◆ **DIRECTION**
Count the lines in the data below where the string "представление" occurs, please, and give the number alone.

....

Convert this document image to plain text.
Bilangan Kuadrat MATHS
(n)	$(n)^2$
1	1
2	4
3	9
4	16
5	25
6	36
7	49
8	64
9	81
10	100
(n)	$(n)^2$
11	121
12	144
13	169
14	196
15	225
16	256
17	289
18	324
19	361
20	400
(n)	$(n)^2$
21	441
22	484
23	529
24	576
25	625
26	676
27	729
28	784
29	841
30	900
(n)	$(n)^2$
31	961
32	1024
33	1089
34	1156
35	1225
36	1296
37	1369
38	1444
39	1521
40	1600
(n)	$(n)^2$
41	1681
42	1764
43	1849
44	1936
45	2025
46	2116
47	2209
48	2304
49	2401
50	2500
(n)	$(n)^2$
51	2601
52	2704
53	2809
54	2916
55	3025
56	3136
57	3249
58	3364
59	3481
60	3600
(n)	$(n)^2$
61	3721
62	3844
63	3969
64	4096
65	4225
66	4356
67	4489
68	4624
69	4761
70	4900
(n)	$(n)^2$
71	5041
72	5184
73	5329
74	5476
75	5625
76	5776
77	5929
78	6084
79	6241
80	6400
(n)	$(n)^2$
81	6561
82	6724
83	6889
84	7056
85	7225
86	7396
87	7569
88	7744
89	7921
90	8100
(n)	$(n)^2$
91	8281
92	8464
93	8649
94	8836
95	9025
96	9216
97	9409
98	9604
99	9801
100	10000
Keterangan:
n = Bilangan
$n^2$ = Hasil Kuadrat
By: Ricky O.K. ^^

....

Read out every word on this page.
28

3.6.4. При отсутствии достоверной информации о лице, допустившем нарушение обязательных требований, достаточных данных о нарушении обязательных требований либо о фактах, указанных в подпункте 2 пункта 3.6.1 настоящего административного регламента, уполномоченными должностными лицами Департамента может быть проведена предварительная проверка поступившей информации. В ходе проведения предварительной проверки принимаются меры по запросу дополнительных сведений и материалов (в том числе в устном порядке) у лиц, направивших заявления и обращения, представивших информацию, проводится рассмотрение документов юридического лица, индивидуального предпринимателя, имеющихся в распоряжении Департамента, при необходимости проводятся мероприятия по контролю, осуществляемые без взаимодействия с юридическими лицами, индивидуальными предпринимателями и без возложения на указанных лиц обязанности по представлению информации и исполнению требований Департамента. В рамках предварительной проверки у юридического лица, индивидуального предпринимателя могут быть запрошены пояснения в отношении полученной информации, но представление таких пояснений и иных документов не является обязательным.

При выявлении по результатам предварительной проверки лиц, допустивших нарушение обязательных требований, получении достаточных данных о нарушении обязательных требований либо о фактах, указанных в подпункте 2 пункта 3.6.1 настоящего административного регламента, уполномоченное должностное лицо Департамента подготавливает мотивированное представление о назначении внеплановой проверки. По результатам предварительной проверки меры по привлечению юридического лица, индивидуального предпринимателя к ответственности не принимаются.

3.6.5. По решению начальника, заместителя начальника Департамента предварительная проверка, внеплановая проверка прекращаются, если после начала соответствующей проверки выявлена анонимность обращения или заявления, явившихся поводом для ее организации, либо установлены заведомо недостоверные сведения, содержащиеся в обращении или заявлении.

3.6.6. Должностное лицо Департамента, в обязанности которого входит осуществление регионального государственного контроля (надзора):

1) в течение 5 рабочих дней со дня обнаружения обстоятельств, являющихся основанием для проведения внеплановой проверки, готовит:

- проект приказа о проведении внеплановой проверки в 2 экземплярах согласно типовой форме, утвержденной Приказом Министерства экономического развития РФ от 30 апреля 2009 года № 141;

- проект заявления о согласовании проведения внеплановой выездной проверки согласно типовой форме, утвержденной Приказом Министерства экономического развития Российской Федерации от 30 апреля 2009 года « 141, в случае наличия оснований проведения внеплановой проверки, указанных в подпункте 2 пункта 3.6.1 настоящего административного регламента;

....

◆ **OUTPUT FOR THIS EXERCISE**
2